- **Stored records**
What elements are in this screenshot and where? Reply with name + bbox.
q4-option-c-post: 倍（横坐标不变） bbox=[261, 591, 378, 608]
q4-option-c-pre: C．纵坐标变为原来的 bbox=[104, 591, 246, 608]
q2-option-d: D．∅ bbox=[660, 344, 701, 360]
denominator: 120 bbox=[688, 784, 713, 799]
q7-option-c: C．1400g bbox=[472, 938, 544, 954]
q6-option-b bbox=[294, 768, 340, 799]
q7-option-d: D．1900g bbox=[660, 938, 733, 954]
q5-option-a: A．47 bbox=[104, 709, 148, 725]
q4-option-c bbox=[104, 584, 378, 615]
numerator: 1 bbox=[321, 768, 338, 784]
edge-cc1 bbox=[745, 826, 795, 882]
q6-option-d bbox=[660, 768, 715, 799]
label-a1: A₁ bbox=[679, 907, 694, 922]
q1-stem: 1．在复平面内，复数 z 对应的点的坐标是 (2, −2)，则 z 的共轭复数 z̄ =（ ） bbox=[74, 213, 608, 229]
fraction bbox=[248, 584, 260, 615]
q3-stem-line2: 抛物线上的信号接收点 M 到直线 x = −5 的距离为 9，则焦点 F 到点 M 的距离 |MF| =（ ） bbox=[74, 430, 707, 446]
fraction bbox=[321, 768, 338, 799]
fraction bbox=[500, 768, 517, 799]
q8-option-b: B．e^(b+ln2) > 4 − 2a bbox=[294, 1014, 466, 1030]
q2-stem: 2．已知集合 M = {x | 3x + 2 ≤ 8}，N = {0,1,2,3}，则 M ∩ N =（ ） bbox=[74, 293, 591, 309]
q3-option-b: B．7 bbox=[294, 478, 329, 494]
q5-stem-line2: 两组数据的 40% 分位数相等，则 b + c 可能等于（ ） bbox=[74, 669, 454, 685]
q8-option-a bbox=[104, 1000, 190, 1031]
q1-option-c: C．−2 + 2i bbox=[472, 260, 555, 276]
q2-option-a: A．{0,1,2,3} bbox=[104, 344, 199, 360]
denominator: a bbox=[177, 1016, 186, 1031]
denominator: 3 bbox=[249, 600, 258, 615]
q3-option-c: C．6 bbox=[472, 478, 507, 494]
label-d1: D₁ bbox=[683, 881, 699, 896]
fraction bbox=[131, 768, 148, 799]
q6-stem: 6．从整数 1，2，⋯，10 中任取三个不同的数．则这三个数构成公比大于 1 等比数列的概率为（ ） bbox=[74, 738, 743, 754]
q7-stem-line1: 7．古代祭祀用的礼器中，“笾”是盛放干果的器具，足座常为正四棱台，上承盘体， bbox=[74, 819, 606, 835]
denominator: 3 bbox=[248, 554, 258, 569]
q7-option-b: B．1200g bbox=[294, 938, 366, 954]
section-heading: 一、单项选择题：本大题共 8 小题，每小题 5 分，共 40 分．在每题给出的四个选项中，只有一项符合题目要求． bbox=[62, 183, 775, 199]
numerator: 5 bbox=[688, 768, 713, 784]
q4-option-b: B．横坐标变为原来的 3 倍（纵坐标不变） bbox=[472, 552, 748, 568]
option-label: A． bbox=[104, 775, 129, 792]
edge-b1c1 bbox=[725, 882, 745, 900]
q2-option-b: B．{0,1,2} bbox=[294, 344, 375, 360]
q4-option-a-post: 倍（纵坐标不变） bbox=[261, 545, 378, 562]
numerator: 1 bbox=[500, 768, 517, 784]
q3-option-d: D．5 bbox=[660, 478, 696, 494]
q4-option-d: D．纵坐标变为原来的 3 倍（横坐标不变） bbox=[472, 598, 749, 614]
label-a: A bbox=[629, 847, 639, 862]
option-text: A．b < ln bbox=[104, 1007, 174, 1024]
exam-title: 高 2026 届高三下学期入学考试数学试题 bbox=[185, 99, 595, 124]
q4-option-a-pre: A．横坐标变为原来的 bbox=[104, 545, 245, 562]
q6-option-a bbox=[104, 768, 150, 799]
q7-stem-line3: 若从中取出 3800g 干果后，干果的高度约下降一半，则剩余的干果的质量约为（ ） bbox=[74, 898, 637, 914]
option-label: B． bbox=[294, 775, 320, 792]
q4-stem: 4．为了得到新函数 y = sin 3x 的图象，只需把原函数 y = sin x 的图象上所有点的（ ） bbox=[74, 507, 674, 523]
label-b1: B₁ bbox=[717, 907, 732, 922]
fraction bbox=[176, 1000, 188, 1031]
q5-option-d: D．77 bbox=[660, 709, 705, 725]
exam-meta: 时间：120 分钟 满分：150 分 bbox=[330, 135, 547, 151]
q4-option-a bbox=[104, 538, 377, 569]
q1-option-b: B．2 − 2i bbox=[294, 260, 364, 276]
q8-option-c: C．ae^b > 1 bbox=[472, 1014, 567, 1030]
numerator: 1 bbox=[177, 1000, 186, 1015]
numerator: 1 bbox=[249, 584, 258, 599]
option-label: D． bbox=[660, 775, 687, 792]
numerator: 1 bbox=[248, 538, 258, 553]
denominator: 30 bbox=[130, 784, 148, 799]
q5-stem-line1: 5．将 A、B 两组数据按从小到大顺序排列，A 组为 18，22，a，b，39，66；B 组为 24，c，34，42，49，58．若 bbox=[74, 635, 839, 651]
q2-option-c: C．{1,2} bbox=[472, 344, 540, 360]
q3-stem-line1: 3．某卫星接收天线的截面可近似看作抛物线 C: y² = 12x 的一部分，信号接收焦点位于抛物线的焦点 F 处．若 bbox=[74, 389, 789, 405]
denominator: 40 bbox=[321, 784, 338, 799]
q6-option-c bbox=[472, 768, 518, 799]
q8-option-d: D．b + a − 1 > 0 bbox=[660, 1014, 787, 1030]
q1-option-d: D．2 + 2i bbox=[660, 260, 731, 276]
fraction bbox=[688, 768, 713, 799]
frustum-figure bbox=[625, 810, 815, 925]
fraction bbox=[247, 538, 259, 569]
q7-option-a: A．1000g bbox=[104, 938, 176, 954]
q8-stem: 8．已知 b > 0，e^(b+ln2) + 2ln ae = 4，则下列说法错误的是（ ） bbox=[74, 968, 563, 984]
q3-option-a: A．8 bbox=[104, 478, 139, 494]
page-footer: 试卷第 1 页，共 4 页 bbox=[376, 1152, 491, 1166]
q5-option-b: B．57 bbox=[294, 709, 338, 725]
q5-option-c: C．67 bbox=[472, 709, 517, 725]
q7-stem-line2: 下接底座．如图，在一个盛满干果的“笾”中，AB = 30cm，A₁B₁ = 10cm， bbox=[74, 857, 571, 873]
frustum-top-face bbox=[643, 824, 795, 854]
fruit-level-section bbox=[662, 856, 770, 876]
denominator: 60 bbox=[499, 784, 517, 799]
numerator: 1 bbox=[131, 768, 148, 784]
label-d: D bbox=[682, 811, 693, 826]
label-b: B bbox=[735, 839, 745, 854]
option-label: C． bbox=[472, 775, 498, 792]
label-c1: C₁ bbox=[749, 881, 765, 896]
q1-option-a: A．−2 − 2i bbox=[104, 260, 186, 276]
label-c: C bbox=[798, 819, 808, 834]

- **Description of the task**
Can you print the records from their first line through the line that contains "q2-option-d: D．∅ bbox=[660, 344, 701, 360]", including both of those lines?

- **Correct result**
What elements are in this screenshot and where? Reply with name + bbox.
q4-option-c-post: 倍（横坐标不变） bbox=[261, 591, 378, 608]
q4-option-c-pre: C．纵坐标变为原来的 bbox=[104, 591, 246, 608]
q2-option-d: D．∅ bbox=[660, 344, 701, 360]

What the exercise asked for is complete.